Emit the data below verbatim, stripping out any pictures.

— BEGIN —

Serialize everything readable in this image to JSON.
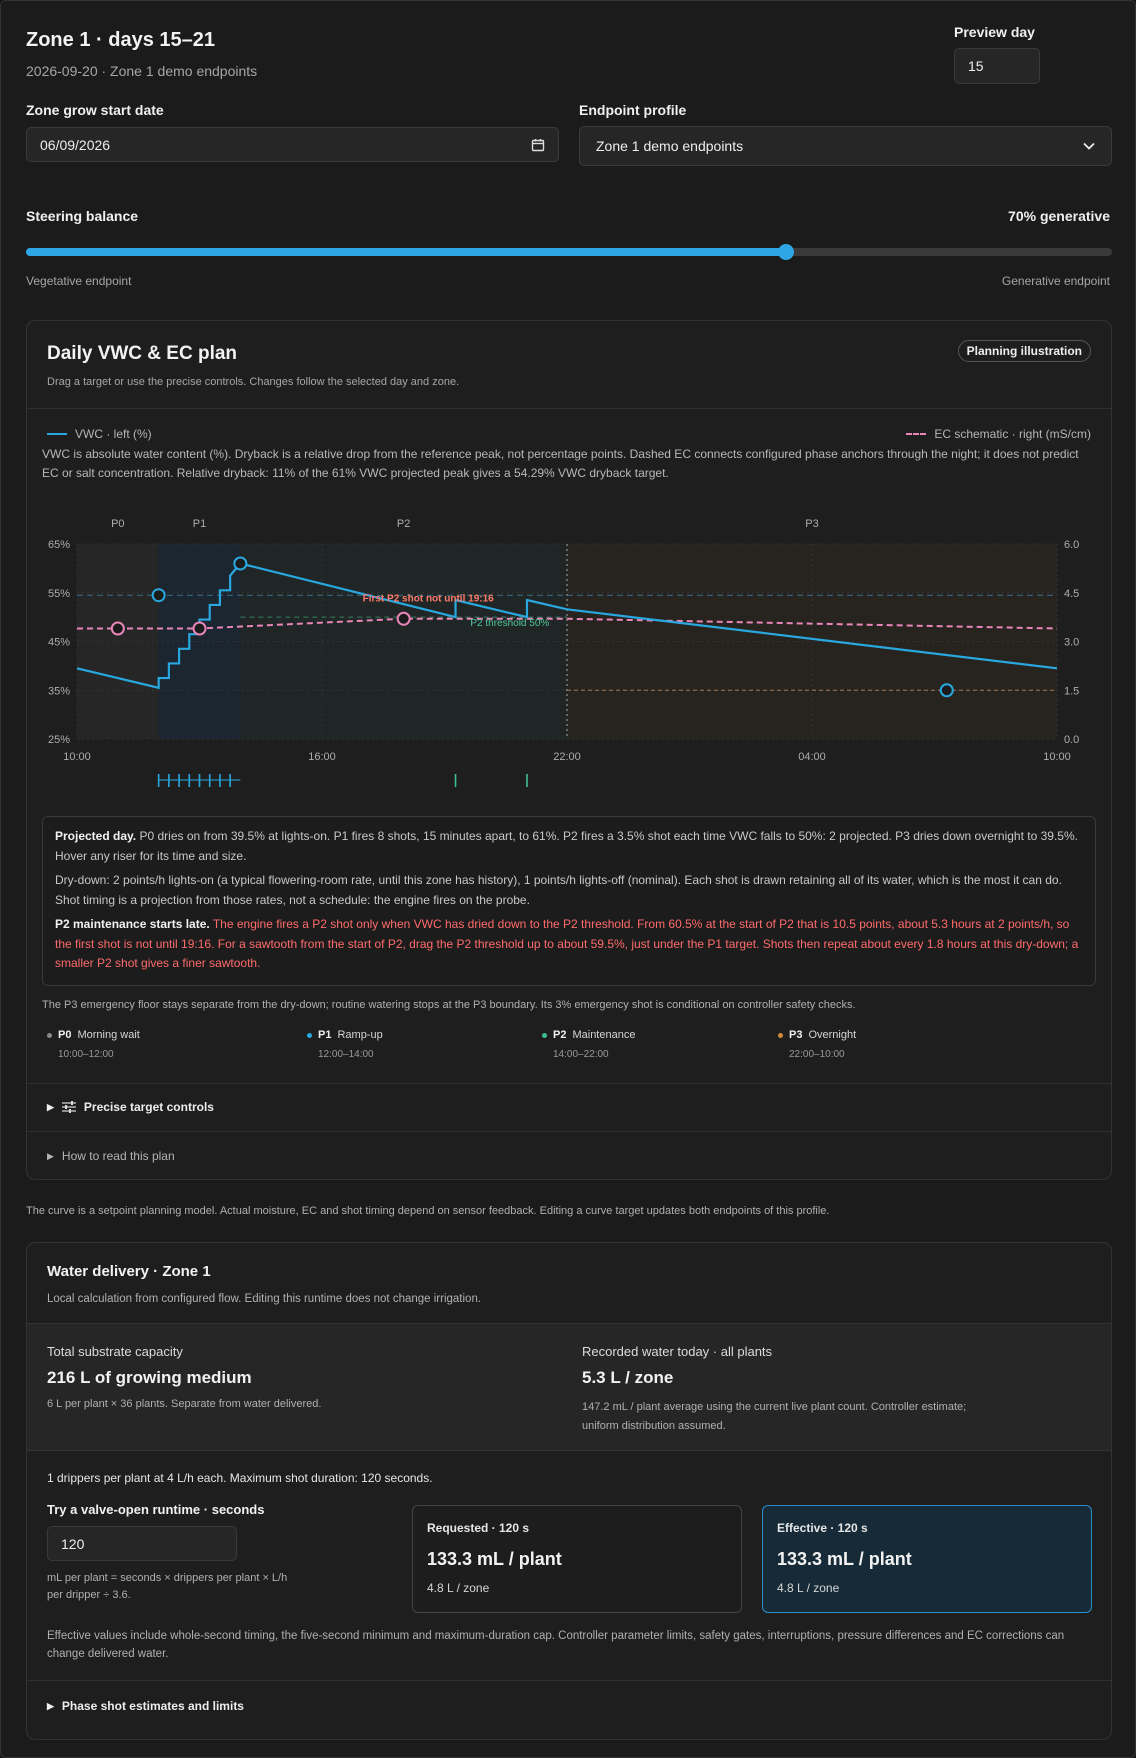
{
  "header": {
    "title": "Zone 1 · days 15–21",
    "subtitle": "2026-09-20 · Zone 1 demo endpoints",
    "preview_label": "Preview day",
    "preview_value": "15"
  },
  "controls": {
    "start_label": "Zone grow start date",
    "start_value": "06/09/2026",
    "profile_label": "Endpoint profile",
    "profile_value": "Zone 1 demo endpoints"
  },
  "steering": {
    "label": "Steering balance",
    "value_text": "70% generative",
    "value": 0.7,
    "left": "Vegetative endpoint",
    "right": "Generative endpoint"
  },
  "plan": {
    "title": "Daily VWC & EC plan",
    "badge": "Planning illustration",
    "desc": "Drag a target or use the precise controls. Changes follow the selected day and zone.",
    "legend_left": "VWC · left (%)",
    "legend_right": "EC schematic · right (mS/cm)",
    "explain": "VWC is absolute water content (%). Dryback is a relative drop from the reference peak, not percentage points. Dashed EC connects configured phase anchors through the night; it does not predict EC or salt concentration. Relative dryback: 11% of the 61% VWC projected peak gives a 54.29% VWC dryback target.",
    "phase_labels": [
      "P0",
      "P1",
      "P2",
      "P3"
    ],
    "annot_warn": "First P2 shot not until 19:16",
    "annot_thresh": "P2 threshold 50%",
    "proj_b1": "Projected day.",
    "proj_t1": " P0 dries on from 39.5% at lights-on. P1 fires 8 shots, 15 minutes apart, to 61%. P2 fires a 3.5% shot each time VWC falls to 50%: 2 projected. P3 dries down overnight to 39.5%. Hover any riser for its time and size.",
    "proj_t2": "Dry-down: 2 points/h lights-on (a typical flowering-room rate, until this zone has history), 1 points/h lights-off (nominal). Each shot is drawn retaining all of its water, which is the most it can do. Shot timing is a projection from those rates, not a schedule: the engine fires on the probe.",
    "proj_b3": "P2 maintenance starts late.",
    "proj_t3": " The engine fires a P2 shot only when VWC has dried down to the P2 threshold. From 60.5% at the start of P2 that is 10.5 points, about 5.3 hours at 2 points/h, so the first shot is not until 19:16. For a sawtooth from the start of P2, drag the P2 threshold up to about 59.5%, just under the P1 target. Shots then repeat about every 1.8 hours at this dry-down; a smaller P2 shot gives a finer sawtooth.",
    "p3_note": "The P3 emergency floor stays separate from the dry-down; routine watering stops at the P3 boundary. Its 3% emergency shot is conditional on controller safety checks.",
    "phases": [
      {
        "code": "P0",
        "name": "Morning wait",
        "time": "10:00–12:00",
        "color": "#8a8a8a"
      },
      {
        "code": "P1",
        "name": "Ramp-up",
        "time": "12:00–14:00",
        "color": "#29a8e0"
      },
      {
        "code": "P2",
        "name": "Maintenance",
        "time": "14:00–22:00",
        "color": "#3fbf8f"
      },
      {
        "code": "P3",
        "name": "Overnight",
        "time": "22:00–10:00",
        "color": "#d48a3a"
      }
    ],
    "precise_label": "Precise target controls",
    "howto_label": "How to read this plan"
  },
  "footnote": "The curve is a setpoint planning model. Actual moisture, EC and shot timing depend on sensor feedback. Editing a curve target updates both endpoints of this profile.",
  "water": {
    "title": "Water delivery · Zone 1",
    "desc": "Local calculation from configured flow. Editing this runtime does not change irrigation.",
    "cap_label": "Total substrate capacity",
    "cap_value": "216 L of growing medium",
    "cap_note": "6 L per plant × 36 plants. Separate from water delivered.",
    "rec_label": "Recorded water today · all plants",
    "rec_value": "5.3 L / zone",
    "rec_note1": "147.2 mL / plant average using the current live plant count. Controller estimate;",
    "rec_note2": "uniform distribution assumed.",
    "dripper": "1 drippers per plant at 4 L/h each. Maximum shot duration: 120 seconds.",
    "try_label": "Try a valve-open runtime · seconds",
    "try_value": "120",
    "formula1": "mL per plant = seconds × drippers per plant × L/h",
    "formula2": "per dripper ÷ 3.6.",
    "req_label": "Requested · 120 s",
    "req_value": "133.3 mL / plant",
    "req_zone": "4.8 L / zone",
    "eff_label": "Effective · 120 s",
    "eff_value": "133.3 mL / plant",
    "eff_zone": "4.8 L / zone",
    "eff_note": "Effective values include whole-second timing, the five-second minimum and maximum-duration cap. Controller parameter limits, safety gates, interruptions, pressure differences and EC corrections can change delivered water.",
    "shot_label": "Phase shot estimates and limits"
  },
  "chart_data": {
    "type": "line",
    "x_ticks": [
      "10:00",
      "16:00",
      "22:00",
      "04:00",
      "10:00"
    ],
    "y_left": {
      "label": "VWC · left (%)",
      "ticks": [
        "65%",
        "55%",
        "45%",
        "35%",
        "25%"
      ],
      "range": [
        25,
        65
      ]
    },
    "y_right": {
      "label": "EC schematic · right (mS/cm)",
      "ticks": [
        "6.0",
        "4.5",
        "3.0",
        "1.5",
        "0.0"
      ],
      "range": [
        0,
        6
      ]
    },
    "series": [
      {
        "name": "VWC · left (%)",
        "color": "#29a8e0",
        "points": [
          [
            0,
            39.5
          ],
          [
            2,
            35.5
          ],
          [
            2,
            37.5
          ],
          [
            2.25,
            37.5
          ],
          [
            2.25,
            40.5
          ],
          [
            2.5,
            40.5
          ],
          [
            2.5,
            43.5
          ],
          [
            2.75,
            43.5
          ],
          [
            2.75,
            46.5
          ],
          [
            3,
            46.5
          ],
          [
            3,
            49.5
          ],
          [
            3.25,
            49.5
          ],
          [
            3.25,
            52.5
          ],
          [
            3.5,
            52.5
          ],
          [
            3.5,
            55.5
          ],
          [
            3.75,
            55.5
          ],
          [
            3.75,
            58.5
          ],
          [
            4,
            61
          ],
          [
            9.27,
            50
          ],
          [
            9.27,
            53.5
          ],
          [
            11.02,
            50
          ],
          [
            11.02,
            53.5
          ],
          [
            12,
            51.6
          ],
          [
            24,
            39.5
          ]
        ]
      },
      {
        "name": "EC schematic · right (mS/cm)",
        "color": "#e985b9",
        "dashed": true,
        "points": [
          [
            0,
            3.4
          ],
          [
            1,
            3.4
          ],
          [
            3,
            3.4
          ],
          [
            8,
            3.7
          ],
          [
            12,
            3.7
          ],
          [
            24,
            3.4
          ]
        ]
      }
    ],
    "targets_vwc": [
      {
        "x": 2,
        "y": 54.5
      },
      {
        "x": 4,
        "y": 61
      },
      {
        "x": 21.3,
        "y": 35
      }
    ],
    "targets_ec": [
      {
        "x": 1,
        "y": 3.4
      },
      {
        "x": 3,
        "y": 3.4
      },
      {
        "x": 8,
        "y": 3.7
      }
    ],
    "ref_lines": [
      {
        "y": 54.5,
        "color": "#3c6d8a"
      },
      {
        "y": 35,
        "color": "#a67a5a"
      }
    ],
    "threshold": 50,
    "shots_p1": [
      2,
      2.25,
      2.5,
      2.75,
      3,
      3.25,
      3.5,
      3.75
    ],
    "shots_p2": [
      9.27,
      11.02
    ]
  }
}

— END —

#### [Output of the exercise]
Serialize everything readable in this image to JSON.
{
  "header": {
    "title": "Zone 1 · days 15–21",
    "subtitle": "2026-09-20 · Zone 1 demo endpoints",
    "preview_label": "Preview day",
    "preview_value": "15"
  },
  "controls": {
    "start_label": "Zone grow start date",
    "start_value": "06/09/2026",
    "profile_label": "Endpoint profile",
    "profile_value": "Zone 1 demo endpoints"
  },
  "steering": {
    "label": "Steering balance",
    "value_text": "70% generative",
    "value": 0.7,
    "left": "Vegetative endpoint",
    "right": "Generative endpoint"
  },
  "plan": {
    "title": "Daily VWC & EC plan",
    "badge": "Planning illustration",
    "desc": "Drag a target or use the precise controls. Changes follow the selected day and zone.",
    "legend_left": "VWC · left (%)",
    "legend_right": "EC schematic · right (mS/cm)",
    "explain": "VWC is absolute water content (%). Dryback is a relative drop from the reference peak, not percentage points. Dashed EC connects configured phase anchors through the night; it does not predict EC or salt concentration. Relative dryback: 11% of the 61% VWC projected peak gives a 54.29% VWC dryback target.",
    "phase_labels": [
      "P0",
      "P1",
      "P2",
      "P3"
    ],
    "annot_warn": "First P2 shot not until 19:16",
    "annot_thresh": "P2 threshold 50%",
    "proj_b1": "Projected day.",
    "proj_t1": " P0 dries on from 39.5% at lights-on. P1 fires 8 shots, 15 minutes apart, to 61%. P2 fires a 3.5% shot each time VWC falls to 50%: 2 projected. P3 dries down overnight to 39.5%. Hover any riser for its time and size.",
    "proj_t2": "Dry-down: 2 points/h lights-on (a typical flowering-room rate, until this zone has history), 1 points/h lights-off (nominal). Each shot is drawn retaining all of its water, which is the most it can do. Shot timing is a projection from those rates, not a schedule: the engine fires on the probe.",
    "proj_b3": "P2 maintenance starts late.",
    "proj_t3": " The engine fires a P2 shot only when VWC has dried down to the P2 threshold. From 60.5% at the start of P2 that is 10.5 points, about 5.3 hours at 2 points/h, so the first shot is not until 19:16. For a sawtooth from the start of P2, drag the P2 threshold up to about 59.5%, just under the P1 target. Shots then repeat about every 1.8 hours at this dry-down; a smaller P2 shot gives a finer sawtooth.",
    "p3_note": "The P3 emergency floor stays separate from the dry-down; routine watering stops at the P3 boundary. Its 3% emergency shot is conditional on controller safety checks.",
    "phases": [
      {
        "code": "P0",
        "name": "Morning wait",
        "time": "10:00–12:00",
        "color": "#8a8a8a"
      },
      {
        "code": "P1",
        "name": "Ramp-up",
        "time": "12:00–14:00",
        "color": "#29a8e0"
      },
      {
        "code": "P2",
        "name": "Maintenance",
        "time": "14:00–22:00",
        "color": "#3fbf8f"
      },
      {
        "code": "P3",
        "name": "Overnight",
        "time": "22:00–10:00",
        "color": "#d48a3a"
      }
    ],
    "precise_label": "Precise target controls",
    "howto_label": "How to read this plan"
  },
  "footnote": "The curve is a setpoint planning model. Actual moisture, EC and shot timing depend on sensor feedback. Editing a curve target updates both endpoints of this profile.",
  "water": {
    "title": "Water delivery · Zone 1",
    "desc": "Local calculation from configured flow. Editing this runtime does not change irrigation.",
    "cap_label": "Total substrate capacity",
    "cap_value": "216 L of growing medium",
    "cap_note": "6 L per plant × 36 plants. Separate from water delivered.",
    "rec_label": "Recorded water today · all plants",
    "rec_value": "5.3 L / zone",
    "rec_note1": "147.2 mL / plant average using the current live plant count. Controller estimate;",
    "rec_note2": "uniform distribution assumed.",
    "dripper": "1 drippers per plant at 4 L/h each. Maximum shot duration: 120 seconds.",
    "try_label": "Try a valve-open runtime · seconds",
    "try_value": "120",
    "formula1": "mL per plant = seconds × drippers per plant × L/h",
    "formula2": "per dripper ÷ 3.6.",
    "req_label": "Requested · 120 s",
    "req_value": "133.3 mL / plant",
    "req_zone": "4.8 L / zone",
    "eff_label": "Effective · 120 s",
    "eff_value": "133.3 mL / plant",
    "eff_zone": "4.8 L / zone",
    "eff_note": "Effective values include whole-second timing, the five-second minimum and maximum-duration cap. Controller parameter limits, safety gates, interruptions, pressure differences and EC corrections can change delivered water.",
    "shot_label": "Phase shot estimates and limits"
  },
  "chart_data": {
    "type": "line",
    "x_ticks": [
      "10:00",
      "16:00",
      "22:00",
      "04:00",
      "10:00"
    ],
    "y_left": {
      "label": "VWC · left (%)",
      "ticks": [
        "65%",
        "55%",
        "45%",
        "35%",
        "25%"
      ],
      "range": [
        25,
        65
      ]
    },
    "y_right": {
      "label": "EC schematic · right (mS/cm)",
      "ticks": [
        "6.0",
        "4.5",
        "3.0",
        "1.5",
        "0.0"
      ],
      "range": [
        0,
        6
      ]
    },
    "series": [
      {
        "name": "VWC · left (%)",
        "color": "#29a8e0",
        "points": [
          [
            0,
            39.5
          ],
          [
            2,
            35.5
          ],
          [
            2,
            37.5
          ],
          [
            2.25,
            37.5
          ],
          [
            2.25,
            40.5
          ],
          [
            2.5,
            40.5
          ],
          [
            2.5,
            43.5
          ],
          [
            2.75,
            43.5
          ],
          [
            2.75,
            46.5
          ],
          [
            3,
            46.5
          ],
          [
            3,
            49.5
          ],
          [
            3.25,
            49.5
          ],
          [
            3.25,
            52.5
          ],
          [
            3.5,
            52.5
          ],
          [
            3.5,
            55.5
          ],
          [
            3.75,
            55.5
          ],
          [
            3.75,
            58.5
          ],
          [
            4,
            61
          ],
          [
            9.27,
            50
          ],
          [
            9.27,
            53.5
          ],
          [
            11.02,
            50
          ],
          [
            11.02,
            53.5
          ],
          [
            12,
            51.6
          ],
          [
            24,
            39.5
          ]
        ]
      },
      {
        "name": "EC schematic · right (mS/cm)",
        "color": "#e985b9",
        "dashed": true,
        "points": [
          [
            0,
            3.4
          ],
          [
            1,
            3.4
          ],
          [
            3,
            3.4
          ],
          [
            8,
            3.7
          ],
          [
            12,
            3.7
          ],
          [
            24,
            3.4
          ]
        ]
      }
    ],
    "targets_vwc": [
      {
        "x": 2,
        "y": 54.5
      },
      {
        "x": 4,
        "y": 61
      },
      {
        "x": 21.3,
        "y": 35
      }
    ],
    "targets_ec": [
      {
        "x": 1,
        "y": 3.4
      },
      {
        "x": 3,
        "y": 3.4
      },
      {
        "x": 8,
        "y": 3.7
      }
    ],
    "ref_lines": [
      {
        "y": 54.5,
        "color": "#3c6d8a"
      },
      {
        "y": 35,
        "color": "#a67a5a"
      }
    ],
    "threshold": 50,
    "shots_p1": [
      2,
      2.25,
      2.5,
      2.75,
      3,
      3.25,
      3.5,
      3.75
    ],
    "shots_p2": [
      9.27,
      11.02
    ]
  }
}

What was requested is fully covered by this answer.